### Exercise task
A single number is the answer here: how many lines of the entries contain "right"?

Stored items:
##############################
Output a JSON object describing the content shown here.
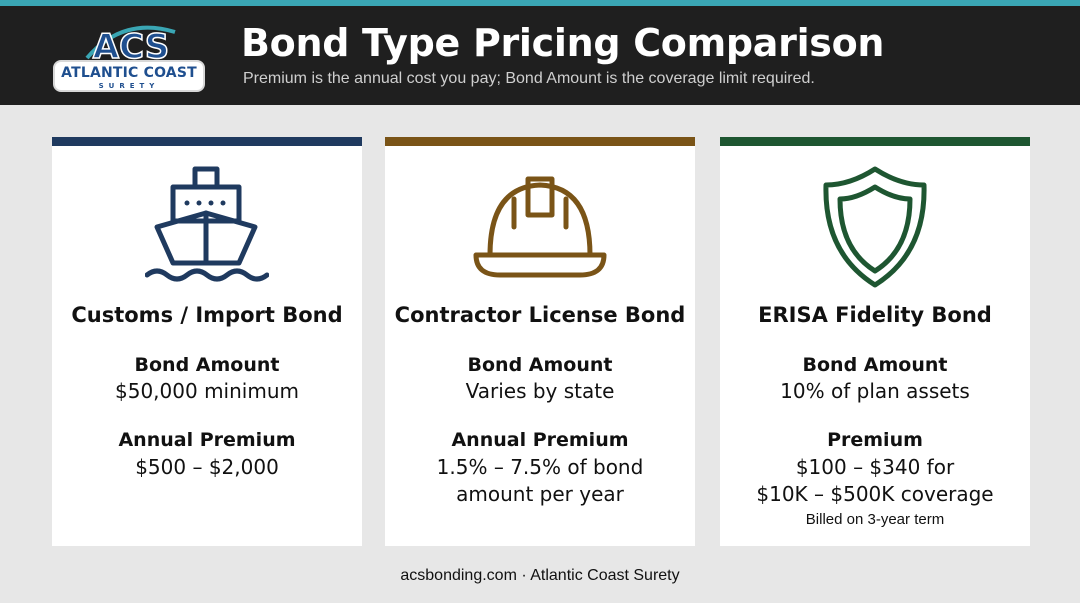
{
  "header": {
    "title": "Bond Type Pricing Comparison",
    "subtitle": "Premium is the annual cost you pay; Bond Amount is the coverage limit required.",
    "logo": {
      "mark": "ACS",
      "line1": "ATLANTIC COAST",
      "line2": "SURETY"
    }
  },
  "colors": {
    "accent_teal": "#3aa6b4",
    "header_bg": "#1f1f1f",
    "customs": "#1f3a5f",
    "contractor": "#7a5417",
    "erisa": "#1e5631"
  },
  "cards": [
    {
      "icon": "ship-icon",
      "title": "Customs / Import Bond",
      "amount_label": "Bond Amount",
      "amount_value": "$50,000 minimum",
      "premium_label": "Annual Premium",
      "premium_value_1": "$500 – $2,000"
    },
    {
      "icon": "hard-hat-icon",
      "title": "Contractor License Bond",
      "amount_label": "Bond Amount",
      "amount_value": "Varies by state",
      "premium_label": "Annual Premium",
      "premium_value_1": "1.5% – 7.5% of bond",
      "premium_value_2": "amount per year"
    },
    {
      "icon": "shield-icon",
      "title": "ERISA Fidelity Bond",
      "amount_label": "Bond Amount",
      "amount_value": "10% of plan assets",
      "premium_label": "Premium",
      "premium_value_1": "$100 – $340 for",
      "premium_value_2": "$10K – $500K coverage",
      "note": "Billed on 3-year term"
    }
  ],
  "footer": {
    "text": "acsbonding.com · Atlantic Coast Surety"
  }
}
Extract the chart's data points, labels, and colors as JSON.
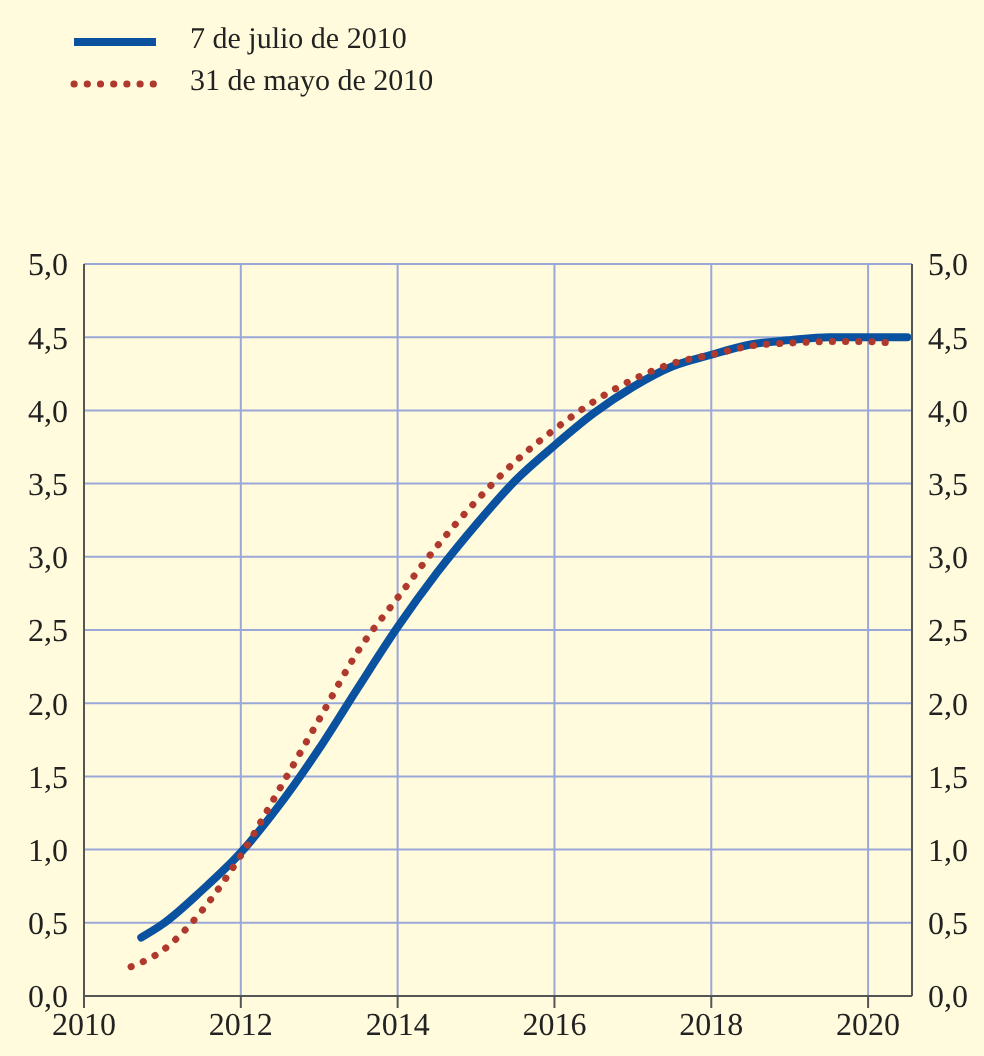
{
  "chart_data": {
    "type": "line",
    "legend": "top left",
    "grid": true,
    "marker": "none",
    "xlim": [
      2010,
      2020.56
    ],
    "xticks": [
      2010,
      2012,
      2014,
      2016,
      2018,
      2020
    ],
    "ylim": [
      0,
      5
    ],
    "yticks": [
      {
        "value": 0,
        "label": "0,0"
      },
      {
        "value": 0.5,
        "label": "0,5"
      },
      {
        "value": 1,
        "label": "1,0"
      },
      {
        "value": 1.5,
        "label": "1,5"
      },
      {
        "value": 2,
        "label": "2,0"
      },
      {
        "value": 2.5,
        "label": "2,5"
      },
      {
        "value": 3,
        "label": "3,0"
      },
      {
        "value": 3.5,
        "label": "3,5"
      },
      {
        "value": 4,
        "label": "4,0"
      },
      {
        "value": 4.5,
        "label": "4,5"
      },
      {
        "value": 5,
        "label": "5,0"
      }
    ],
    "y2lim": [
      0,
      5
    ],
    "y2ticks": [
      {
        "value": 0,
        "label": "0,0"
      },
      {
        "value": 0.5,
        "label": "0,5"
      },
      {
        "value": 1,
        "label": "1,0"
      },
      {
        "value": 1.5,
        "label": "1,5"
      },
      {
        "value": 2,
        "label": "2,0"
      },
      {
        "value": 2.5,
        "label": "2,5"
      },
      {
        "value": 3,
        "label": "3,0"
      },
      {
        "value": 3.5,
        "label": "3,5"
      },
      {
        "value": 4,
        "label": "4,0"
      },
      {
        "value": 4.5,
        "label": "4,5"
      },
      {
        "value": 5,
        "label": "5,0"
      }
    ],
    "series": [
      {
        "name": "7 de julio de 2010",
        "color": "#0a52a0",
        "line_style": "solid",
        "x": [
          2010.73,
          2011,
          2011.5,
          2012,
          2012.5,
          2013,
          2013.5,
          2014,
          2014.5,
          2015,
          2015.5,
          2016,
          2016.5,
          2017,
          2017.5,
          2018,
          2018.5,
          2019,
          2019.5,
          2020,
          2020.5
        ],
        "values": [
          0.4,
          0.49,
          0.72,
          0.98,
          1.31,
          1.69,
          2.11,
          2.52,
          2.89,
          3.22,
          3.52,
          3.76,
          3.98,
          4.16,
          4.3,
          4.38,
          4.45,
          4.48,
          4.5,
          4.5,
          4.5
        ]
      },
      {
        "name": "31 de mayo de 2010",
        "color": "#b0392e",
        "line_style": "dotted",
        "x": [
          2010.6,
          2011,
          2011.5,
          2012,
          2012.5,
          2013,
          2013.5,
          2014,
          2014.5,
          2015,
          2015.5,
          2016,
          2016.5,
          2017,
          2017.5,
          2018,
          2018.5,
          2019,
          2019.5,
          2020,
          2020.3
        ],
        "values": [
          0.2,
          0.31,
          0.58,
          0.96,
          1.42,
          1.89,
          2.36,
          2.72,
          3.07,
          3.38,
          3.65,
          3.87,
          4.06,
          4.21,
          4.32,
          4.38,
          4.44,
          4.46,
          4.47,
          4.47,
          4.46
        ]
      }
    ]
  }
}
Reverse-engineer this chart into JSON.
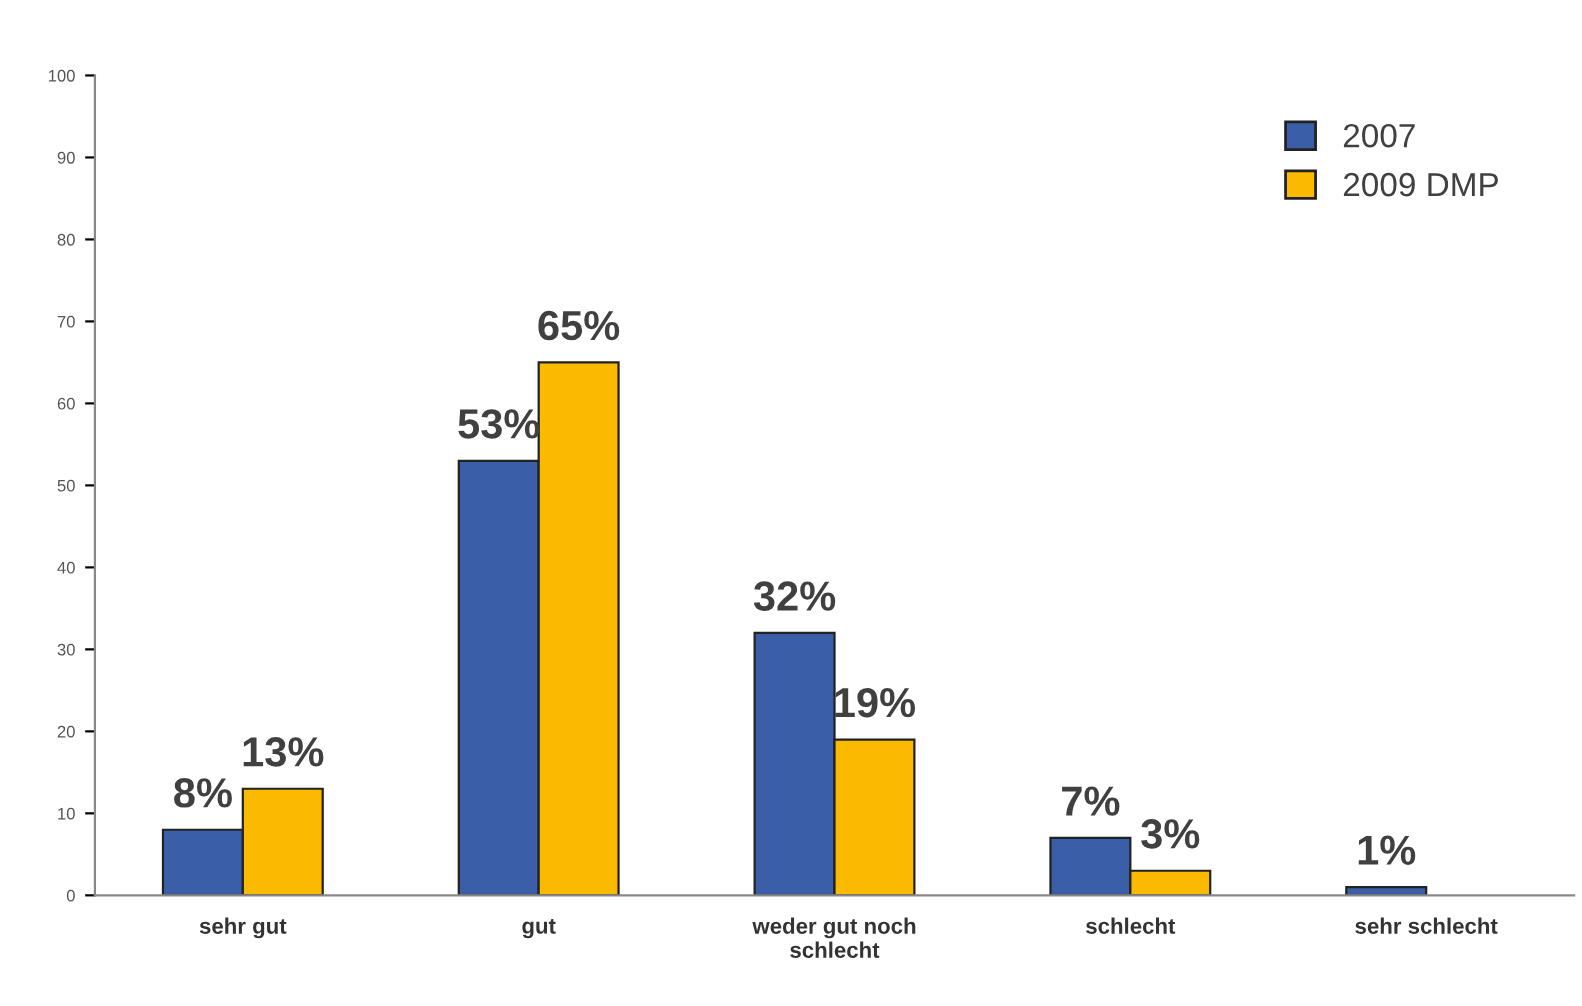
{
  "chart_data": {
    "type": "bar",
    "categories": [
      "sehr gut",
      "gut",
      "weder gut noch\nschlecht",
      "schlecht",
      "sehr schlecht"
    ],
    "series": [
      {
        "name": "2007",
        "color": "#3a5fa8",
        "values": [
          8,
          53,
          32,
          7,
          1
        ],
        "value_labels": [
          "8%",
          "53%",
          "32%",
          "7%",
          "1%"
        ]
      },
      {
        "name": "2009 DMP",
        "color": "#fbb900",
        "values": [
          13,
          65,
          19,
          3,
          null
        ],
        "value_labels": [
          "13%",
          "65%",
          "19%",
          "3%",
          null
        ]
      }
    ],
    "ylim": [
      0,
      100
    ],
    "yticks": [
      0,
      10,
      20,
      30,
      40,
      50,
      60,
      70,
      80,
      90,
      100
    ],
    "grid": false,
    "legend": "top right"
  }
}
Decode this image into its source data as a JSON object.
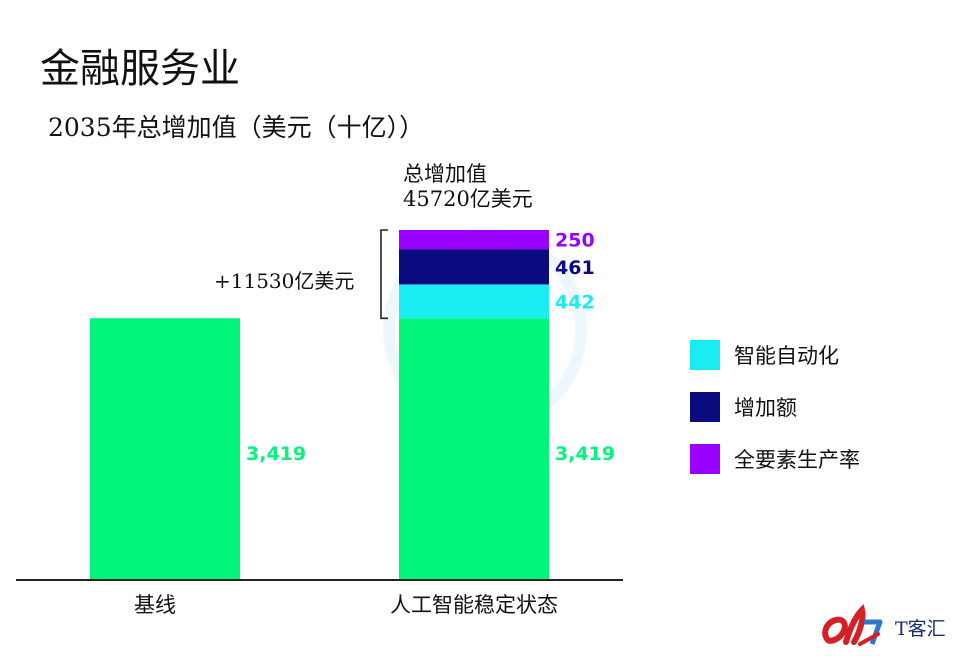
{
  "chart_data": {
    "type": "bar",
    "stacked": true,
    "title": "金融服务业",
    "subtitle": "2035年总增加值（美元（十亿））",
    "categories": [
      "基线",
      "人工智能稳定状态"
    ],
    "series": [
      {
        "name": "",
        "values": [
          3419,
          3419
        ],
        "labels": [
          "3,419",
          "3,419"
        ],
        "color": "#00f57a"
      },
      {
        "name": "智能自动化",
        "values": [
          0,
          442
        ],
        "labels": [
          "",
          "442"
        ],
        "color": "#19ecf3"
      },
      {
        "name": "增加额",
        "values": [
          0,
          461
        ],
        "labels": [
          "",
          "461"
        ],
        "color": "#0b0a7f"
      },
      {
        "name": "全要素生产率",
        "values": [
          0,
          250
        ],
        "labels": [
          "",
          "250"
        ],
        "color": "#9900ff"
      }
    ],
    "ylim": [
      0,
      4572
    ],
    "grid": false,
    "legend_position": "right",
    "annotations": {
      "total_line1": "总增加值",
      "total_line2": "45720亿美元",
      "increase": "+11530亿美元"
    }
  },
  "watermark": {
    "text": "T客汇",
    "icon": "tkehui-logo-icon",
    "colors": [
      "#d61f26",
      "#1b2c6b",
      "#2f78c4"
    ]
  },
  "colors": {
    "axis": "#222222",
    "label_text": "#111111"
  }
}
##############################
### Output for this exercise
2